Records shown »
__________

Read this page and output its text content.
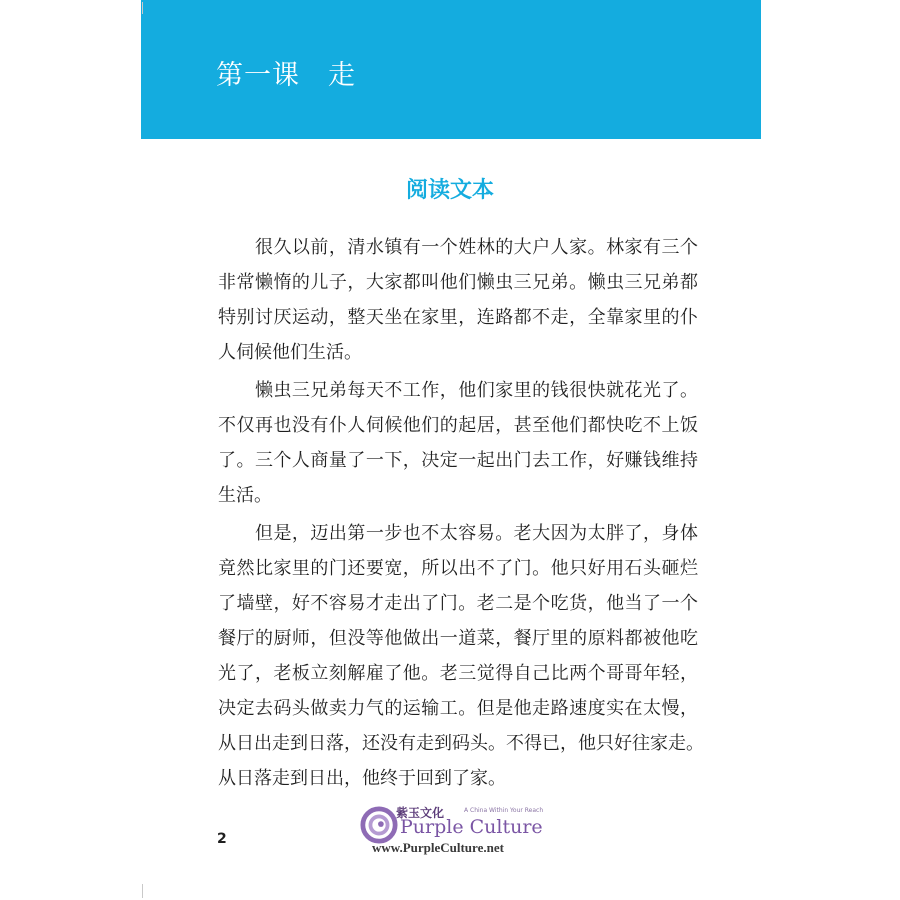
第一课　走
阅读文本
　　很久以前，清水镇有一个姓林的大户人家。林家有三个
非常懒惰的儿子，大家都叫他们懒虫三兄弟。懒虫三兄弟都
特别讨厌运动，整天坐在家里，连路都不走，全靠家里的仆
人伺候他们生活。
　　懒虫三兄弟每天不工作，他们家里的钱很快就花光了。
不仅再也没有仆人伺候他们的起居，甚至他们都快吃不上饭
了。三个人商量了一下，决定一起出门去工作，好赚钱维持
生活。
　　但是，迈出第一步也不太容易。老大因为太胖了，身体
竟然比家里的门还要宽，所以出不了门。他只好用石头砸烂
了墙壁，好不容易才走出了门。老二是个吃货，他当了一个
餐厅的厨师，但没等他做出一道菜，餐厅里的原料都被他吃
光了，老板立刻解雇了他。老三觉得自己比两个哥哥年轻，
决定去码头做卖力气的运输工。但是他走路速度实在太慢，
从日出走到日落，还没有走到码头。不得已，他只好往家走。
从日落走到日出，他终于回到了家。
2
紫玉文化	A China Within Your Reach
Purple Culture
www.PurpleCulture.net
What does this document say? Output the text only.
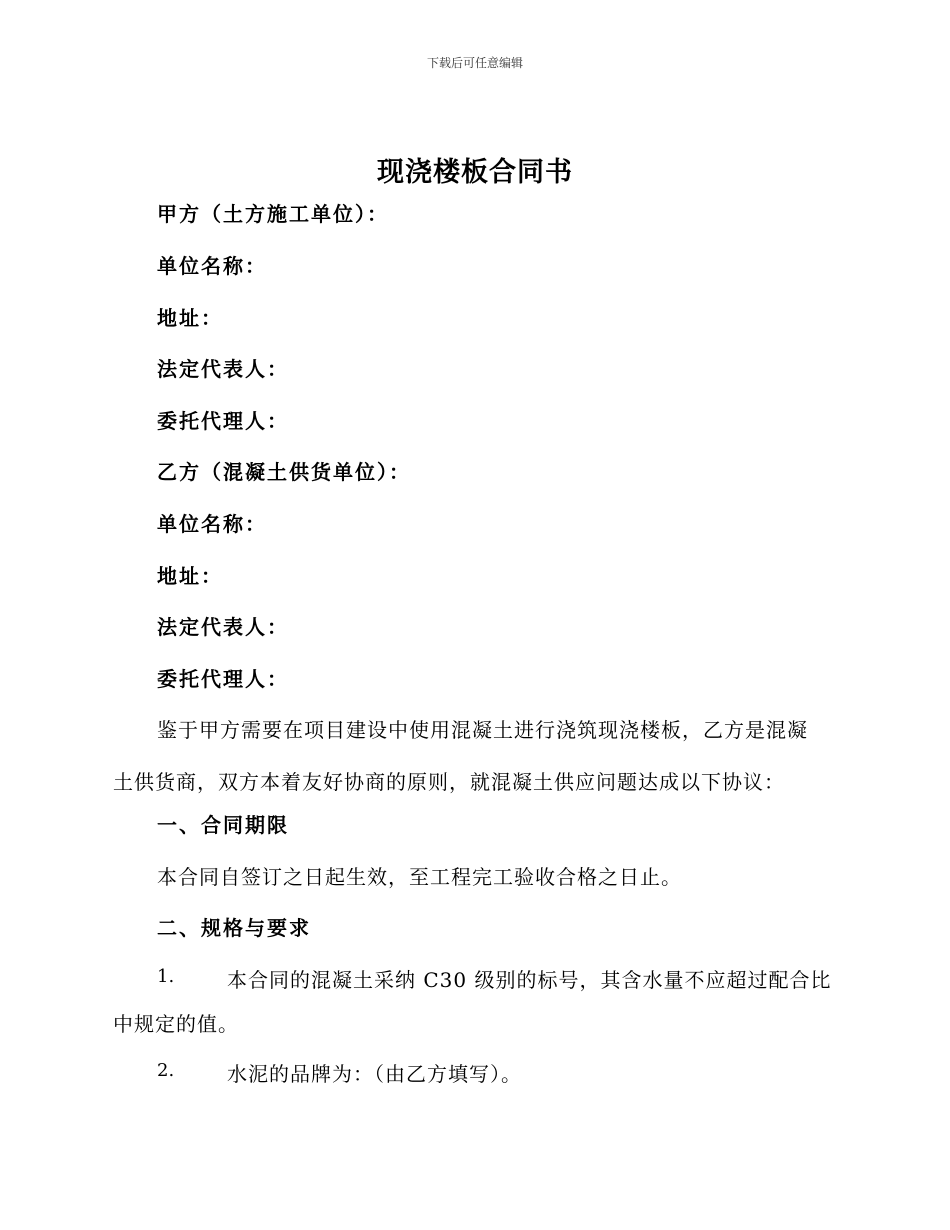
下载后可任意编辑
现浇楼板合同书
甲方（土方施工单位）：
单位名称：
地址：
法定代表人：
委托代理人：
乙方（混凝土供货单位）：
单位名称：
地址：
法定代表人：
委托代理人：
鉴于甲方需要在项目建设中使用混凝土进行浇筑现浇楼板，乙方是混凝
土供货商，双方本着友好协商的原则，就混凝土供应问题达成以下协议：
一、合同期限
本合同自签订之日起生效，至工程完工验收合格之日止。
二、规格与要求
1.	本合同的混凝土采纳 C30 级别的标号，其含水量不应超过配合比
中规定的值。
2.	水泥的品牌为：（由乙方填写）。
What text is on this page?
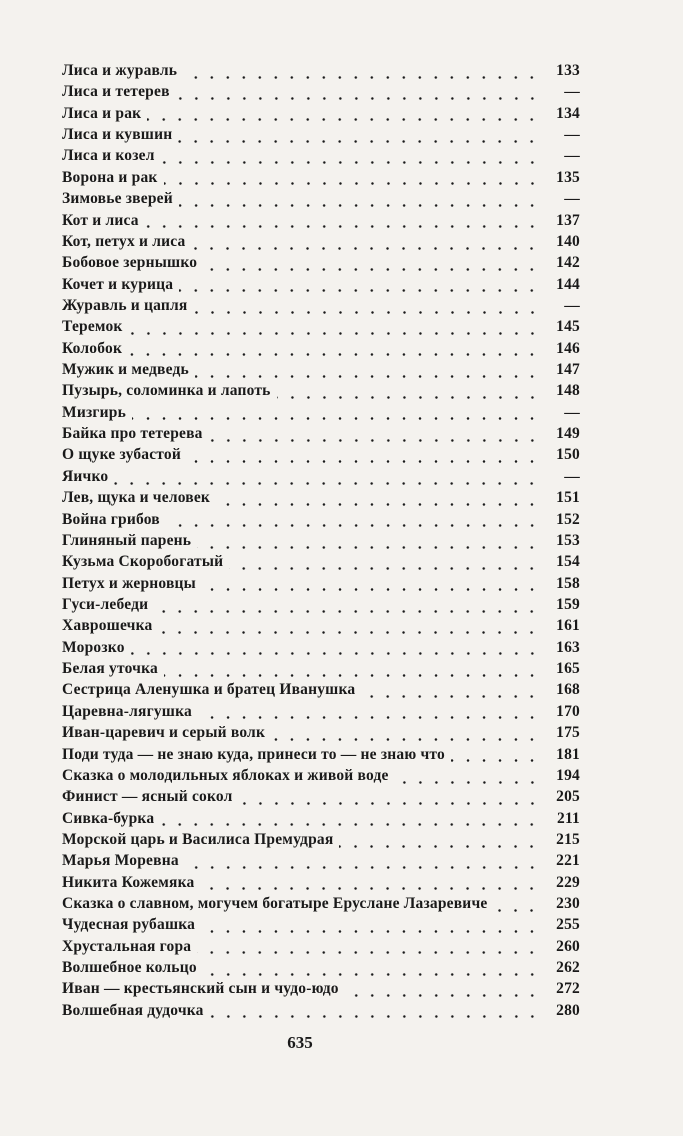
Лиса и журавль	133
Лиса и тетерев	—
Лиса и рак	134
Лиса и кувшин	—
Лиса и козел	—
Ворона и рак	135
Зимовье зверей	—
Кот и лиса	137
Кот, петух и лиса	140
Бобовое зернышко	142
Кочет и курица	144
Журавль и цапля	—
Теремок	145
Колобок	146
Мужик и медведь	147
Пузырь, соломинка и лапоть	148
Мизгирь	—
Байка про тетерева	149
О щуке зубастой	150
Яичко	—
Лев, щука и человек	151
Война грибов	152
Глиняный парень	153
Кузьма Скоробогатый	154
Петух и жерновцы	158
Гуси-лебеди	159
Хаврошечка	161
Морозко	163
Белая уточка	165
Сестрица Аленушка и братец Иванушка	168
Царевна-лягушка	170
Иван-царевич и серый волк	175
Поди туда — не знаю куда, принеси то — не знаю что	181
Сказка о молодильных яблоках и живой воде	194
Финист — ясный сокол	205
Сивка-бурка	211
Морской царь и Василиса Премудрая	215
Марья Моревна	221
Никита Кожемяка	229
Сказка о славном, могучем богатыре Еруслане Лазаревиче	230
Чудесная рубашка	255
Хрустальная гора	260
Волшебное кольцо	262
Иван — крестьянский сын и чудо-юдо	272
Волшебная дудочка	280
635
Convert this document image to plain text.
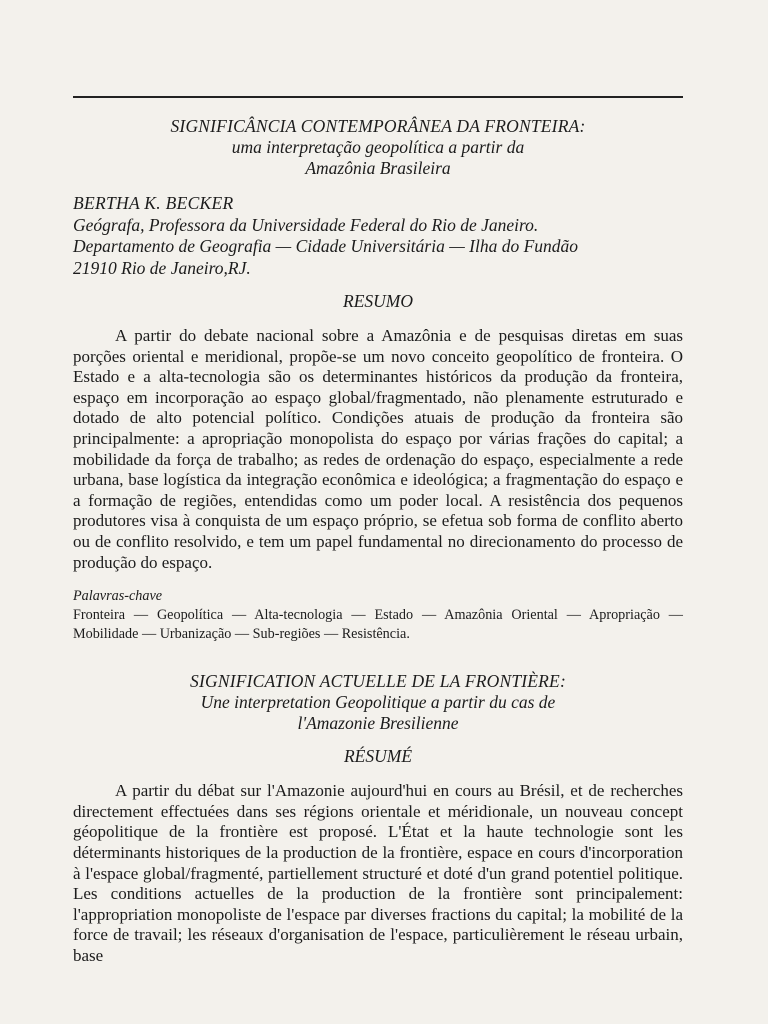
SIGNIFICÂNCIA CONTEMPORÂNEA DA FRONTEIRA:
uma interpretação geopolítica a partir da
Amazônia Brasileira
BERTHA K. BECKER
Geógrafa, Professora da Universidade Federal do Rio de Janeiro.
Departamento de Geografia — Cidade Universitária — Ilha do Fundão
21910 Rio de Janeiro,RJ.
RESUMO

A partir do debate nacional sobre a Amazônia e de pesquisas diretas em suas porções oriental e meridional, propõe-se um novo conceito geopolítico de fronteira. O Estado e a alta-tecnologia são os determinantes históricos da produção da fronteira, espaço em incorporação ao espaço global/fragmentado, não plenamente estruturado e dotado de alto potencial político. Condições atuais de produção da fronteira são principalmente: a apropriação monopolista do espaço por várias frações do capital; a mobilidade da força de trabalho; as redes de ordenação do espaço, especialmente a rede urbana, base logística da integração econômica e ideológica; a fragmentação do espaço e a formação de regiões, entendidas como um poder local. A resistência dos pequenos produtores visa à conquista de um espaço próprio, se efetua sob forma de conflito aberto ou de conflito resolvido, e tem um papel fundamental no direcionamento do processo de produção do espaço.

Palavras-chave
Fronteira — Geopolítica — Alta-tecnologia — Estado — Amazônia Oriental — Apropriação — Mobilidade — Urbanização — Sub-regiões — Resistência.
SIGNIFICATION ACTUELLE DE LA FRONTIÈRE:
Une interpretation Geopolitique a partir du cas de
l'Amazonie Bresilienne
RÉSUMÉ

A partir du débat sur l'Amazonie aujourd'hui en cours au Brésil, et de recherches directement effectuées dans ses régions orientale et méridionale, un nouveau concept géopolitique de la frontière est proposé. L'État et la haute technologie sont les déterminants historiques de la production de la frontière, espace en cours d'incorporation à l'espace global/fragmenté, partiellement structuré et doté d'un grand potentiel politique. Les conditions actuelles de la production de la frontière sont principalement: l'appropriation monopoliste de l'espace par diverses fractions du capital; la mobilité de la force de travail; les réseaux d'organisation de l'espace, particulièrement le réseau urbain, base
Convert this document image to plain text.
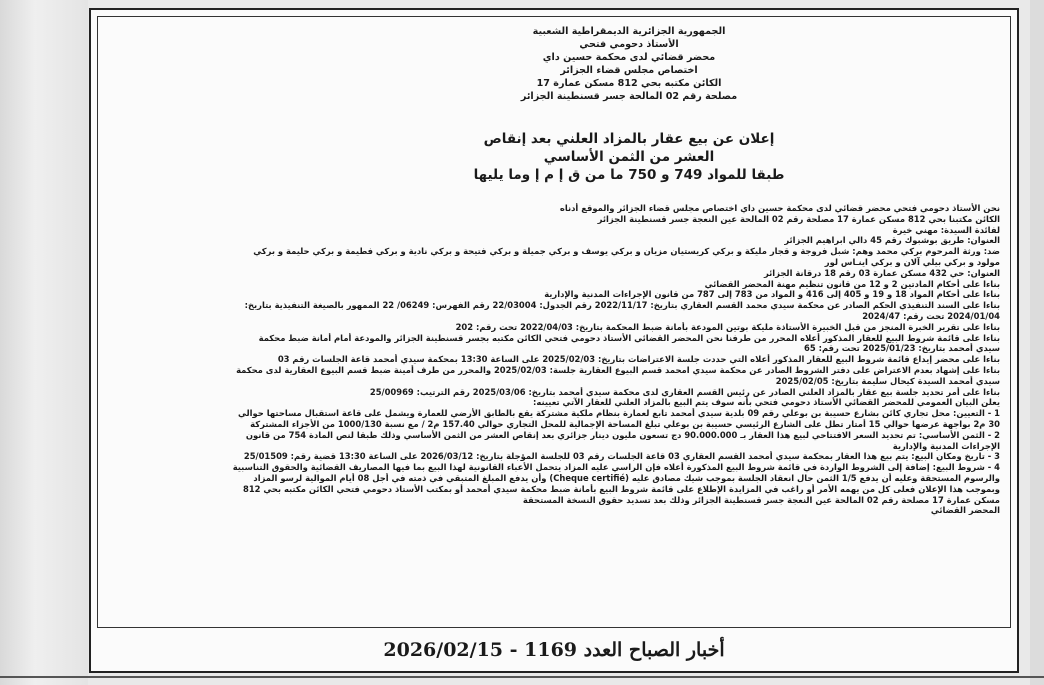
الجمهورية الجزائرية الديمقراطية الشعبية
الأستاذ دحومي فتحي
محضر قضائي لدى محكمة حسين داي
اختصاص مجلس قضاء الجزائر
الكائن مكتبه بحي 812 مسكن عمارة 17
مصلحة رقم 02 المالحة جسر قسنطينة الجزائر
إعلان عن بيع عقار بالمزاد العلني بعد إنقاص
العشر من الثمن الأساسي
طبقا للمواد 749 و 750 ما من ق إ م إ وما يليها

نحن الأستاذ دحومي فتحي محضر قضائي لدى محكمة حسين داي اختصاص مجلس قضاء الجزائر والموقع أدناه

الكائن مكتبنا بحي 812 مسكن عمارة 17 مصلحة رقم 02 المالحة عين النعجة جسر قسنطينة الجزائر

لفائدة السيدة: مهني خيرة

العنوان: طريق بوشبوك رقم 45 دالي ابراهيم الجزائر

ضد: ورثة المرحوم بركي محمد وهم: شبل فروجة و قجار مليكة و بركي كريستيان مزيان و بركي يوسف و بركي جميلة و بركي فتيحة و بركي نادية و بركي فطيمة و بركي حليمة و بركي

مولود و بركي بيلي آلان و بركي اينـاس لور

العنوان: حي 432 مسكن عمارة 03 رقم 18 درقانة الجزائر

بناءا على أحكام المادتين 2 و 12 من قانون تنظيم مهنة المحضر القضائي

بناءا على أحكام المواد 18 و 19 و 405 إلى 416 و المواد من 783 إلى 787 من قانون الإجراءات المدنية والإدارية

بناءا على السند التنفيذي الحكم الصادر عن محكمة سيدي محمد القسم العقاري بتاريخ: 2022/11/17 رقم الجدول: 22/03004 رقم الفهرس: 06249/ 22 الممهور بالصيغة التنفيذية بتاريخ:

2024/01/04 تحت رقم: 2024/47

بناءا على تقرير الخبرة المنجز من قبل الخبيرة الأستاذة مليكة بوتين المودعة بأمانة ضبط المحكمة بتاريخ: 2022/04/03 تحت رقم: 202

بناءا على قائمة شروط البيع للعقار المذكور أعلاه المحرر من طرفنا نحن المحضر القضائي الأستاذ دحومي فتحي الكائن مكتبه بجسر قسنطينة الجزائر والمودعة أمام أمانة ضبط محكمة

سيدي أمحمد بتاريخ: 2025/01/23 تحت رقم: 65

بناءا على محضر إيداع قائمة شروط البيع للعقار المذكور أعلاه التي حددت جلسة الاعتراضات بتاريخ: 2025/02/03 على الساعة 13:30 بمحكمة سيدي أمحمد قاعة الجلسات رقم 03

بناءا على إشهاد بعدم الاعتراض على دفتر الشروط الصادر عن محكمة سيدي امحمد قسم البيوع العقارية جلسة: 2025/02/03 والمحرر من طرف أمينة ضبط قسم البيوع العقارية لدى محكمة

سيدي أمحمد السيدة كيحال سليمة بتاريخ: 2025/02/05

بناءا على أمر تحديد جلسة بيع عقار بالمزاد العلني الصادر عن رئيس القسم العقاري لدى محكمة سيدي أمحمد بتاريخ: 2025/03/06 رقم الترتيب: 25/00969

يعلن البيان العمومي للمحضر القضائي الأستاذ دحومي فتحي بأنه سوف يتم البيع بالمزاد العلني للعقار الآتي تعيينه:

1 - التعيين: محل تجاري كائن بشارع حسيبة بن بوعلي رقم 09 بلدية سيدي أمحمد تابع لعمارة بنظام ملكية مشتركة يقع بالطابق الأرضي للعمارة ويشمل على قاعة استقبال مساحتها حوالي

30 م2 بواجهة عرضها حوالي 15 أمتار تطل على الشارع الرئيسي حسيبة بن بوعلي تبلغ المساحة الإجمالية للمحل التجاري حوالي 157.40 م2 / مع نسبة 1000/130 من الأجزاء المشتركة

2 - الثمن الأساسي: تم تحديد السعر الافتتاحي لبيع هذا العقار بـ 90.000.000 دج تسعون مليون دينار جزائري بعد إنقاص العشر من الثمن الأساسي وذلك طبقا لنص المادة 754 من قانون

الإجراءات المدنية والإدارية

3 - تاريخ ومكان البيع: يتم بيع هذا العقار بمحكمة سيدي أمحمد القسم العقاري 03 قاعة الجلسات رقم 03 للجلسة المؤجلة بتاريخ: 2026/03/12 على الساعة 13:30 قضية رقم: 25/01509

4 - شروط البيع: إضافة إلى الشروط الواردة في قائمة شروط البيع المذكورة أعلاه فإن الراسي عليه المزاد يتحمل الأعباء القانونية لهذا البيع بما فيها المصاريف القضائية والحقوق التناسبية

والرسوم المستحقة وعليه أن يدفع 1/5 الثمن حال انعقاد الجلسة بموجب شيك مصادق عليه (Cheque certifié) وأن يدفع المبلغ المتبقي في ذمته في أجل 08 أيام الموالية لرسو المزاد

وبموجب هذا الإعلان فعلى كل من يهمه الأمر أو راغب في المزايدة الإطلاع على قائمة شروط البيع بأمانة ضبط محكمة سيدي أمحمد أو بمكتب الأستاذ دحومي فتحي الكائن مكتبه بحي 812

مسكن عمارة 17 مصلحة رقم 02 المالحة عين النعجة جسر قسنطينة الجزائر وذلك بعد تسديد حقوق النسخة المستحقة

المحضر القضائي

أخبار الصباح العدد 1169 - 2026/02/15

__________

Task »
Copy each line of the records that contains the word "النعجة".

Response to this exercise »
الكائن مكتبنا بحي 812 مسكن عمارة 17 مصلحة رقم 02 المالحة عين النعجة جسر قسنطينة الجزائر
مسكن عمارة 17 مصلحة رقم 02 المالحة عين النعجة جسر قسنطينة الجزائر وذلك بعد تسديد حقوق النسخة المستحقة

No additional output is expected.